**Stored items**
>> begin
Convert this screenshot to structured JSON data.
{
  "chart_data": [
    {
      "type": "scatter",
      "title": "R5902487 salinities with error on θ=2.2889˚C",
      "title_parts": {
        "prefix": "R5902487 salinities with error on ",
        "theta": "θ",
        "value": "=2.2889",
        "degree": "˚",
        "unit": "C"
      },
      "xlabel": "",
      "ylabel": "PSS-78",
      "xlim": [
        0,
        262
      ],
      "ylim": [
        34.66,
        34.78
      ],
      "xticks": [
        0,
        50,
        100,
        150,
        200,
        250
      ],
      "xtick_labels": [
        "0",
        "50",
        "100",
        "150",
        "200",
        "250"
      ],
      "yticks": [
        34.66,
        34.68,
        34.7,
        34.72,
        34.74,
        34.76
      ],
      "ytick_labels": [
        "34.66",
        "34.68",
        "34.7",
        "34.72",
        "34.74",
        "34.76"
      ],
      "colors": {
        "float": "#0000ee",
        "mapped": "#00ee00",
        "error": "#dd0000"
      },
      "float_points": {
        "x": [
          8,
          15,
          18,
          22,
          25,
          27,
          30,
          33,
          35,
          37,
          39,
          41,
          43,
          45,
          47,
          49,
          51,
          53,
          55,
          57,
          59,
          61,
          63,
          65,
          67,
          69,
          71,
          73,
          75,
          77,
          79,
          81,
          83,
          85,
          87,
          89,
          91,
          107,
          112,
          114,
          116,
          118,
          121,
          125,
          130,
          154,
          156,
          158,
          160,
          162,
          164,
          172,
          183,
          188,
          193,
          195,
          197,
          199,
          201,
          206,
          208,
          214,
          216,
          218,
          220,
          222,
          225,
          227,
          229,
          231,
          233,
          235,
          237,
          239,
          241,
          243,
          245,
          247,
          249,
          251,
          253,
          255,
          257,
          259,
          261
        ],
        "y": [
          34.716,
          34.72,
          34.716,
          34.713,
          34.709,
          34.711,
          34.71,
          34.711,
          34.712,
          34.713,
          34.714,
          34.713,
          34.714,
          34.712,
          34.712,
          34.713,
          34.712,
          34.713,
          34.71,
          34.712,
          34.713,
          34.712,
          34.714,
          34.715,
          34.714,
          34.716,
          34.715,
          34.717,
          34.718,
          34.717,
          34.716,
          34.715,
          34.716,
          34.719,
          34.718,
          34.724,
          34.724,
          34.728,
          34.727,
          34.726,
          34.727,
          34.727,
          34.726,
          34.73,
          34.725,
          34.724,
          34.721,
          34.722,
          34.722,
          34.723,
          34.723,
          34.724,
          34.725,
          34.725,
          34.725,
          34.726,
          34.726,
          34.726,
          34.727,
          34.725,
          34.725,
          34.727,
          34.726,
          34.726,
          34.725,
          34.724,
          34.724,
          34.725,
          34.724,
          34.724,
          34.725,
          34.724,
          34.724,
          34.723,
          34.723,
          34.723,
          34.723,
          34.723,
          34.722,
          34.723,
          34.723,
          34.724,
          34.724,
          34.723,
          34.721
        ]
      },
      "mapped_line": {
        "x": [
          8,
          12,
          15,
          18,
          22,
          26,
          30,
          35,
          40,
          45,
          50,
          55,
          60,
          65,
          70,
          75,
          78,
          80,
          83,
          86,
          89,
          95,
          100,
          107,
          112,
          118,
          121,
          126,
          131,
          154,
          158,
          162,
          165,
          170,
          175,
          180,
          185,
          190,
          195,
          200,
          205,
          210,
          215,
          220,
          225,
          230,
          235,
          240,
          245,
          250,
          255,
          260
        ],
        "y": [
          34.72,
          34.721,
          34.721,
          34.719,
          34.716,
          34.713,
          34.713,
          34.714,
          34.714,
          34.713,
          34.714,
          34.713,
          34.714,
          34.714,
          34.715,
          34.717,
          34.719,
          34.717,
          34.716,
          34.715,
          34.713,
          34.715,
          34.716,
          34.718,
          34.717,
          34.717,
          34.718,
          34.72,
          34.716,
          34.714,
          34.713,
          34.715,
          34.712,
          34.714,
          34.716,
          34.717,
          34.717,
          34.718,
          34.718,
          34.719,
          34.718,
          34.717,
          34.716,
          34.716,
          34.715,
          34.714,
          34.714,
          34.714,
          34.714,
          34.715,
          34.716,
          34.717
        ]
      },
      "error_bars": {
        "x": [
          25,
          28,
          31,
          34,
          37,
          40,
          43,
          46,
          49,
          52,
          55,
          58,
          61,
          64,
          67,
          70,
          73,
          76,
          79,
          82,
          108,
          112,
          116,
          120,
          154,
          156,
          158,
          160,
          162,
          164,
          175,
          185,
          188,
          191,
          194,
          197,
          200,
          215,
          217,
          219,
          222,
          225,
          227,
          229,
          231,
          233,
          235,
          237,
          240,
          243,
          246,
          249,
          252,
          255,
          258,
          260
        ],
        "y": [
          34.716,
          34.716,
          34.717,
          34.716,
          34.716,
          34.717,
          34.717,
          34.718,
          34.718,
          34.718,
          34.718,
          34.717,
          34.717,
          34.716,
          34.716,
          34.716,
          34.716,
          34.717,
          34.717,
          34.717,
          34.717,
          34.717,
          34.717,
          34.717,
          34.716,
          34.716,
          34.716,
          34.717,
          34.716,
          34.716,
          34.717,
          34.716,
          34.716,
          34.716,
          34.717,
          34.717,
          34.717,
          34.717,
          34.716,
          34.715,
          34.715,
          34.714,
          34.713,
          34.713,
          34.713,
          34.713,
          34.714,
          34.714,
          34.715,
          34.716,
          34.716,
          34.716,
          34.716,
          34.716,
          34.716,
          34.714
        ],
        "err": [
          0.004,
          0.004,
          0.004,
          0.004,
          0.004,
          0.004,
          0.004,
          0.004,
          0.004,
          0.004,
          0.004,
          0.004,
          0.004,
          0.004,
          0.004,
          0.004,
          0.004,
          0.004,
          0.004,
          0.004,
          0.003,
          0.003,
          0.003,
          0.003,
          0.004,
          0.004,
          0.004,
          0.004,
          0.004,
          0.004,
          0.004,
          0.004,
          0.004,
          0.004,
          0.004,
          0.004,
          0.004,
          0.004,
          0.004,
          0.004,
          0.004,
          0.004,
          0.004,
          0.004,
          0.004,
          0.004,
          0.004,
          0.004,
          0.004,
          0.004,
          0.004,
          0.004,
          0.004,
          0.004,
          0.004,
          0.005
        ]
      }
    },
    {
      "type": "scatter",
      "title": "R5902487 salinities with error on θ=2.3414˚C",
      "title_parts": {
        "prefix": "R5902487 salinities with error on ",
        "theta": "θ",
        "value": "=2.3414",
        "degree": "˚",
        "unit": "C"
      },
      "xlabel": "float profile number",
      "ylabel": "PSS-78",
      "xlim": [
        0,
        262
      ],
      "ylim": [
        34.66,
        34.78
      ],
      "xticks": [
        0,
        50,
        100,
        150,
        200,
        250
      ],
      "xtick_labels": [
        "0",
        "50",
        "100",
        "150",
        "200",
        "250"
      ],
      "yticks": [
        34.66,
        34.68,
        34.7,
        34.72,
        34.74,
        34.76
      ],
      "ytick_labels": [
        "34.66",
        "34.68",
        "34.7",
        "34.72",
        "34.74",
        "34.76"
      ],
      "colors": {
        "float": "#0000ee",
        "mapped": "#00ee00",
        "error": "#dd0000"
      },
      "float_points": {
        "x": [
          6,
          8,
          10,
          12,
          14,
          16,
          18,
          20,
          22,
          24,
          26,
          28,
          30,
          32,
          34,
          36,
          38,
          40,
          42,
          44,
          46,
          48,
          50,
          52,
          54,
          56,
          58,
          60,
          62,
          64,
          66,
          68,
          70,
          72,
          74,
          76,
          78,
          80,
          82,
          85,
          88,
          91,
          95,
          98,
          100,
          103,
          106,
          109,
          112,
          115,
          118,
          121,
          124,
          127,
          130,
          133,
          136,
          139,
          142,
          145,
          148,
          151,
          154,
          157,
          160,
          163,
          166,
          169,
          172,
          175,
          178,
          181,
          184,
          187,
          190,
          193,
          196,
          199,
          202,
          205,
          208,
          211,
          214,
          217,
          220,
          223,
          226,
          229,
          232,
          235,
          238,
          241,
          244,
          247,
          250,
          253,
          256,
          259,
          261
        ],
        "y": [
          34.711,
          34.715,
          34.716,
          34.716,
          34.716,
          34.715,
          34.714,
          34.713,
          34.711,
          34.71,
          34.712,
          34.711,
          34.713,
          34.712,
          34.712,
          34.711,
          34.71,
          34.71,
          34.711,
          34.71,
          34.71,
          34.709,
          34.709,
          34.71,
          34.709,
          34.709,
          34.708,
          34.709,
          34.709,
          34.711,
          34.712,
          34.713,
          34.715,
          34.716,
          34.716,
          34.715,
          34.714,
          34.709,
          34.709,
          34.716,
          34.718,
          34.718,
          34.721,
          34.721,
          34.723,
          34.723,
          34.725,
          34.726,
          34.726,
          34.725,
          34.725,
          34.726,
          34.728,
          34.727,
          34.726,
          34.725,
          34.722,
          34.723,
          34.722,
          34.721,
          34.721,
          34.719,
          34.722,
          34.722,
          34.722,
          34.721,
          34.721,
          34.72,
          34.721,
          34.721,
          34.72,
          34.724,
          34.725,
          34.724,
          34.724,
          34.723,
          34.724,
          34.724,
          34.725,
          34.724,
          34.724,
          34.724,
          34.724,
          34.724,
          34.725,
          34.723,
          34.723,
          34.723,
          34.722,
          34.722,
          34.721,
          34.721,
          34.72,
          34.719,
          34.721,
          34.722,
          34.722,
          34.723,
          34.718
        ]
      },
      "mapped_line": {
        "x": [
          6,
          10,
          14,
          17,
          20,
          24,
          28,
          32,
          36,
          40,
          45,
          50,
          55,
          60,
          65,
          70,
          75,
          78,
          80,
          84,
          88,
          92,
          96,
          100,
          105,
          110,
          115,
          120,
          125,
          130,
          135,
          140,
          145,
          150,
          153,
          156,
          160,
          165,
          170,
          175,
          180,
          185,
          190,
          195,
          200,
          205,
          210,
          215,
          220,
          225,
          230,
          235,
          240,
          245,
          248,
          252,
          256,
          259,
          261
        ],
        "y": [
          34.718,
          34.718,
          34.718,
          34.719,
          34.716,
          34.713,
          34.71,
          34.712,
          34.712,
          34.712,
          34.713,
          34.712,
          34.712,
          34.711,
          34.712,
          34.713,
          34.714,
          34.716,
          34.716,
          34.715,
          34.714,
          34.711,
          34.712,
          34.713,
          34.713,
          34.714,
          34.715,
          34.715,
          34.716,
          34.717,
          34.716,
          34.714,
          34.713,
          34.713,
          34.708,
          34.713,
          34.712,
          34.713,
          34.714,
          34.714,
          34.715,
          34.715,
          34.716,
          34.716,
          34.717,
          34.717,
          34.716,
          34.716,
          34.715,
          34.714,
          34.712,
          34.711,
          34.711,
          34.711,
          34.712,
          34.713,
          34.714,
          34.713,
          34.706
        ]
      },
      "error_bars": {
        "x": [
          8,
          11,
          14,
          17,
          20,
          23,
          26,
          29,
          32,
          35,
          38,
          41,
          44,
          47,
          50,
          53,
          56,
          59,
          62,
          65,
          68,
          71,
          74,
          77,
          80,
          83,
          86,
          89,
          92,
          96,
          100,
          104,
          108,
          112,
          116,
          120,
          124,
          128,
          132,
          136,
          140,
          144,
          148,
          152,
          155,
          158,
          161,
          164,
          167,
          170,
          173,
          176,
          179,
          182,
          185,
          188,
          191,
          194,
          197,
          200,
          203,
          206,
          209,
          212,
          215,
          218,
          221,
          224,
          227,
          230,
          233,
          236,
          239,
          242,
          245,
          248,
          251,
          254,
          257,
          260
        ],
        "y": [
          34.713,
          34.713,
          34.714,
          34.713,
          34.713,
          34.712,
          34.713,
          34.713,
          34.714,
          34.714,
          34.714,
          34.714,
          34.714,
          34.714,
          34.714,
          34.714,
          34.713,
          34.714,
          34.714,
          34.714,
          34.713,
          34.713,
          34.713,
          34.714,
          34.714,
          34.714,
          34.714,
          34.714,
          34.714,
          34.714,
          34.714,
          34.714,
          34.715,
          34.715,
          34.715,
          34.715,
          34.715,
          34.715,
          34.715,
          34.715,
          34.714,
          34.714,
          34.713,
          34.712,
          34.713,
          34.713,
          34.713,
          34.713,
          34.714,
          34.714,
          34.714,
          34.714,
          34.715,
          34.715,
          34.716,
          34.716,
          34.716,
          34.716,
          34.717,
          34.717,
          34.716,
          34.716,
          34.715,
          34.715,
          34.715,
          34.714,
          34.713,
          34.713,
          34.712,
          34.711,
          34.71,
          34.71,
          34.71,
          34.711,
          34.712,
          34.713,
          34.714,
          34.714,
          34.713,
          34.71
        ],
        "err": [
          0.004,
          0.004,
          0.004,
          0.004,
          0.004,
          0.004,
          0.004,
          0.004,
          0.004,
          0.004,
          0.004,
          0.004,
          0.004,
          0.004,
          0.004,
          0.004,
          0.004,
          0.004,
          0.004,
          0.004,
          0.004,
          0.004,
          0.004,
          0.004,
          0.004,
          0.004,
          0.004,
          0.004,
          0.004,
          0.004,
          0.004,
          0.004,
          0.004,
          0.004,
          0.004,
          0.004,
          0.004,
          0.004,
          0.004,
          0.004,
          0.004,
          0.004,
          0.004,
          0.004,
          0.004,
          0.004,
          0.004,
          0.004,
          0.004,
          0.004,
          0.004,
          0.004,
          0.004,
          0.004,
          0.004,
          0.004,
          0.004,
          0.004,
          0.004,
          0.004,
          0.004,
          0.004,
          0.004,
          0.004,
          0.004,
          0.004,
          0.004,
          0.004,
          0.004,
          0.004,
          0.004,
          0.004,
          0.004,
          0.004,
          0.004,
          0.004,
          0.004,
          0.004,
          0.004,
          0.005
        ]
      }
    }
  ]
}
>> end
**To be done**
Where a line above includes "xlabel", copy that line.

**Problem solution**
      "xlabel": "",
      "xlabel": "float profile number",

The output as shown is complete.